» **Directions**:
Copy out each line of the material below that holds the string "亿粒大米约重".

» **Stored data**:
* BEGIN *
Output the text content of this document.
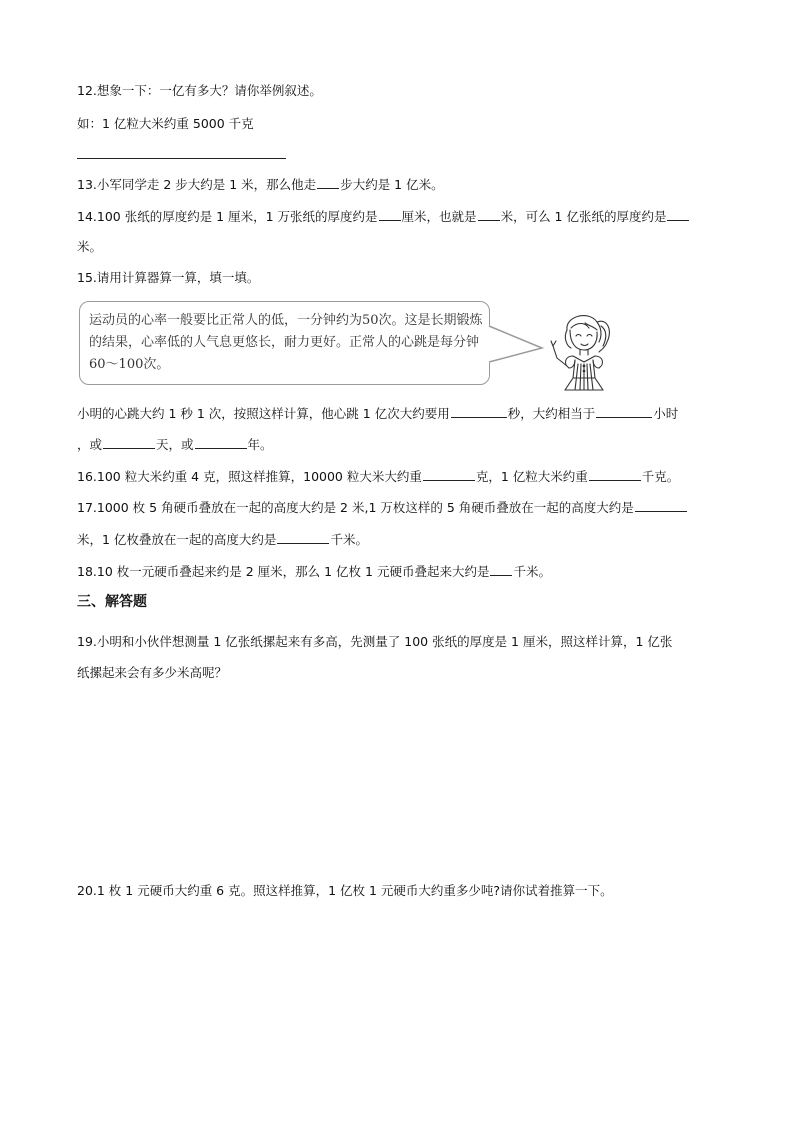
12.想象一下：一亿有多大？请你举例叙述。
如：1 亿粒大米约重 5000 千克
13.小军同学走 2 步大约是 1 米，那么他走 步大约是 1 亿米。
14.100 张纸的厚度约是 1 厘米，1 万张纸的厚度约是 厘米，也就是 米，可么 1 亿张纸的厚度约是
米。
15.请用计算器算一算，填一填。
运动员的心率一般要比正常人的低，一分钟约为50次。这是长期锻炼的结果，心率低的人气息更悠长，耐力更好。正常人的心跳是每分钟60～100次。
小明的心跳大约 1 秒 1 次，按照这样计算，他心跳 1 亿次大约要用	秒，大约相当于	小时
，或	天，或	年。
16.100 粒大米约重 4 克，照这样推算，10000 粒大米大约重	克，1 亿粒大米约重	千克。
17.1000 枚 5 角硬币叠放在一起的高度大约是 2 米,1 万枚这样的 5 角硬币叠放在一起的高度大约是
米，1 亿枚叠放在一起的高度大约是	千米。
18.10 枚一元硬币叠起来约是 2 厘米，那么 1 亿枚 1 元硬币叠起来大约是 千米。
三、解答题
19.小明和小伙伴想测量 1 亿张纸摞起来有多高，先测量了 100 张纸的厚度是 1 厘米，照这样计算，1 亿张
纸摞起来会有多少米高呢？
20.1 枚 1 元硬币大约重 6 克。照这样推算，1 亿枚 1 元硬币大约重多少吨?请你试着推算一下。
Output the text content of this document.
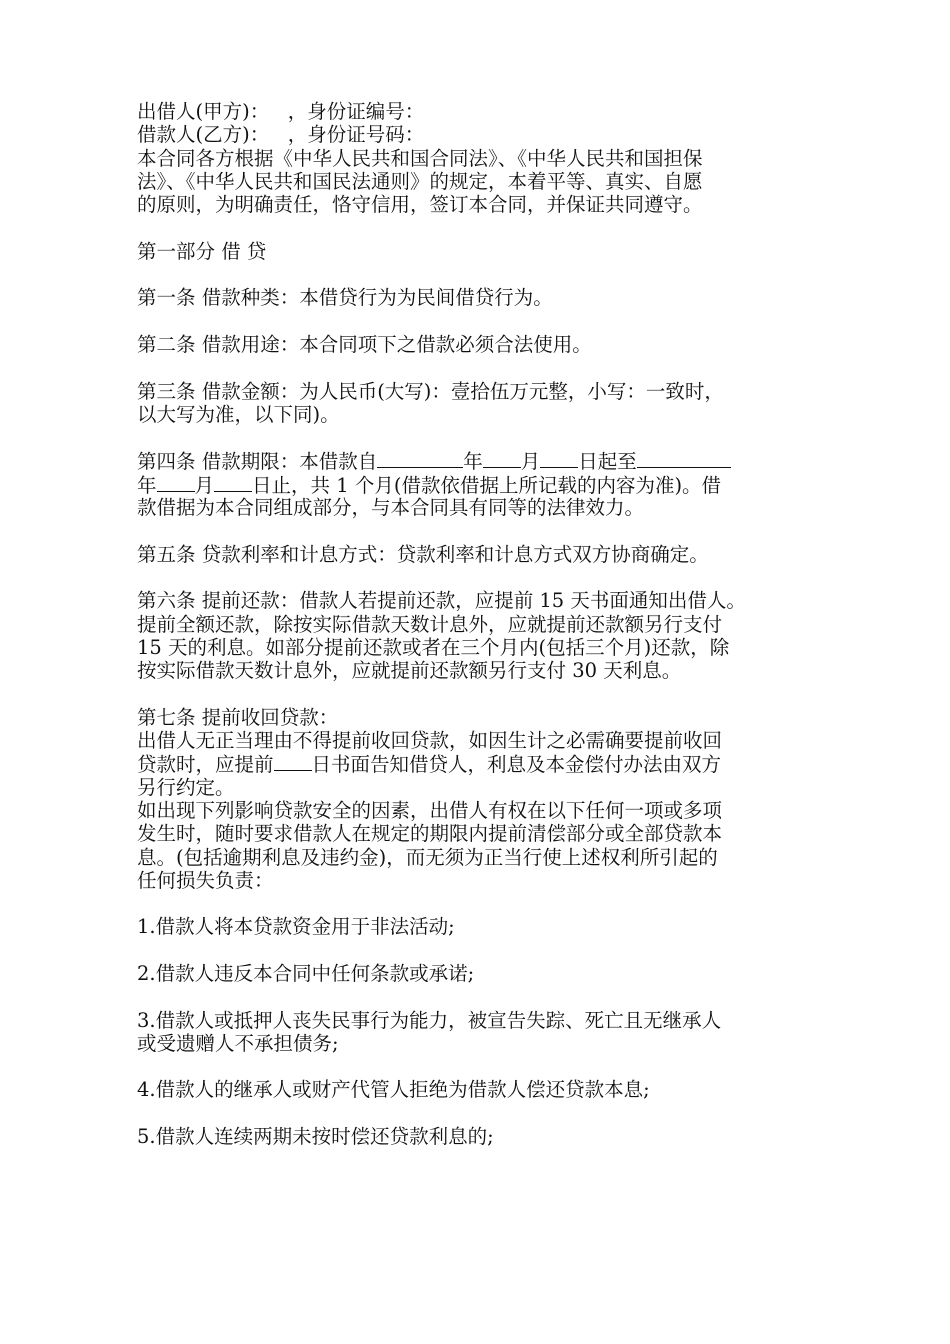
出借人(甲方)：   ，身份证编号：
借款人(乙方)：   ，身份证号码：
本合同各方根据《中华人民共和国合同法》、《中华人民共和国担保
法》、《中华人民共和国民法通则》的规定，本着平等、真实、自愿
的原则，为明确责任，恪守信用，签订本合同，并保证共同遵守。
第一部分 借 贷
第一条 借款种类：本借贷行为为民间借贷行为。
第二条 借款用途：本合同项下之借款必须合法使用。
第三条 借款金额：为人民币(大写)：壹拾伍万元整，小写：一致时，
以大写为准，以下同)。
第四条 借款期限：本借款自	年 月 日起至
年 月 日止，共 1 个月(借款依借据上所记载的内容为准)。借
款借据为本合同组成部分，与本合同具有同等的法律效力。
第五条 贷款利率和计息方式：贷款利率和计息方式双方协商确定。
第六条 提前还款：借款人若提前还款，应提前 15 天书面通知出借人。
提前全额还款，除按实际借款天数计息外，应就提前还款额另行支付
15 天的利息。如部分提前还款或者在三个月内(包括三个月)还款，除
按实际借款天数计息外，应就提前还款额另行支付 30 天利息。
第七条 提前收回贷款：
出借人无正当理由不得提前收回贷款，如因生计之必需确要提前收回
贷款时，应提前 日书面告知借贷人，利息及本金偿付办法由双方
另行约定。
如出现下列影响贷款安全的因素，出借人有权在以下任何一项或多项
发生时，随时要求借款人在规定的期限内提前清偿部分或全部贷款本
息。(包括逾期利息及违约金)，而无须为正当行使上述权利所引起的
任何损失负责：
1.借款人将本贷款资金用于非法活动;
2.借款人违反本合同中任何条款或承诺;
3.借款人或抵押人丧失民事行为能力，被宣告失踪、死亡且无继承人
或受遗赠人不承担债务;
4.借款人的继承人或财产代管人拒绝为借款人偿还贷款本息;
5.借款人连续两期未按时偿还贷款利息的;
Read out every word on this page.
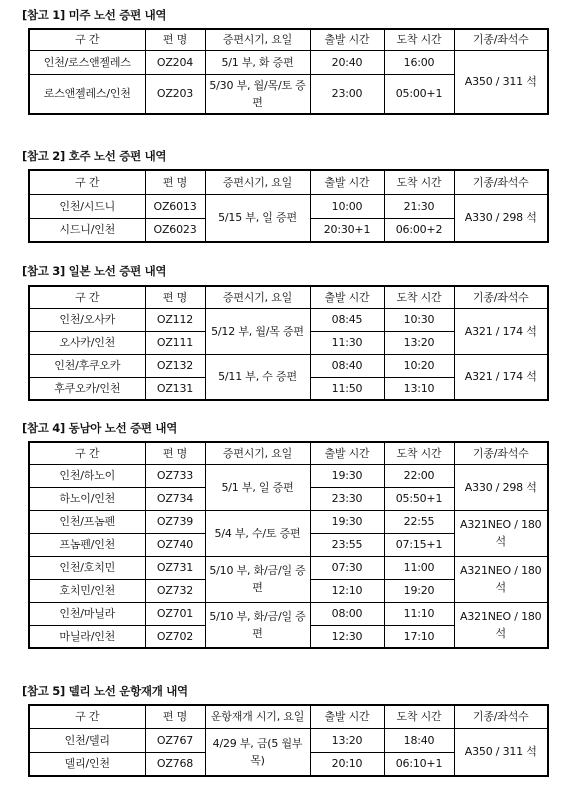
[참고 1] 미주 노선 증편 내역
구 간	편 명	증편시기, 요일	출발 시간	도착 시간	기종/좌석수
인천/로스앤젤레스	OZ204	5/1 부, 화 증편	20:40	16:00	A350 / 311 석
로스앤젤레스/인천	OZ203	5/30 부, 월/목/토 증편	23:00	05:00+1	
[참고 2] 호주 노선 증편 내역
구 간	편 명	증편시기, 요일	출발 시간	도착 시간	기종/좌석수
인천/시드니	OZ6013	5/15 부, 일 증편	10:00	21:30	A330 / 298 석
시드니/인천	OZ6023		20:30+1	06:00+2	
[참고 3] 일본 노선 증편 내역
구 간	편 명	증편시기, 요일	출발 시간	도착 시간	기종/좌석수
인천/오사카	OZ112	5/12 부, 월/목 증편	08:45	10:30	A321 / 174 석
오사카/인천	OZ111		11:30	13:20	
인천/후쿠오카	OZ132	5/11 부, 수 증편	08:40	10:20	A321 / 174 석
후쿠오카/인천	OZ131		11:50	13:10	
[참고 4] 동남아 노선 증편 내역
구 간	편 명	증편시기, 요일	출발 시간	도착 시간	기종/좌석수
인천/하노이	OZ733	5/1 부, 일 증편	19:30	22:00	A330 / 298 석
하노이/인천	OZ734		23:30	05:50+1	
인천/프놈펜	OZ739	5/4 부, 수/토 증편	19:30	22:55	A321NEO / 180 석
프놈펜/인천	OZ740		23:55	07:15+1	
인천/호치민	OZ731	5/10 부, 화/금/일 증편	07:30	11:00	A321NEO / 180 석
호치민/인천	OZ732		12:10	19:20	
인천/마닐라	OZ701	5/10 부, 화/금/일 증편	08:00	11:10	A321NEO / 180 석
마닐라/인천	OZ702		12:30	17:10	
[참고 5] 델리 노선 운항재개 내역
구 간	편 명	운항재개 시기, 요일	출발 시간	도착 시간	기종/좌석수
인천/델리	OZ767	4/29 부, 금(5 월부 목)	13:20	18:40	A350 / 311 석
델리/인천	OZ768		20:10	06:10+1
* END *
» **Final result**:
如：1 亿粒大米约重 5000 千克
16.100 粒大米约重 4 克，照这样推算，10000 粒大米大约重	克，1 亿粒大米约重	千克。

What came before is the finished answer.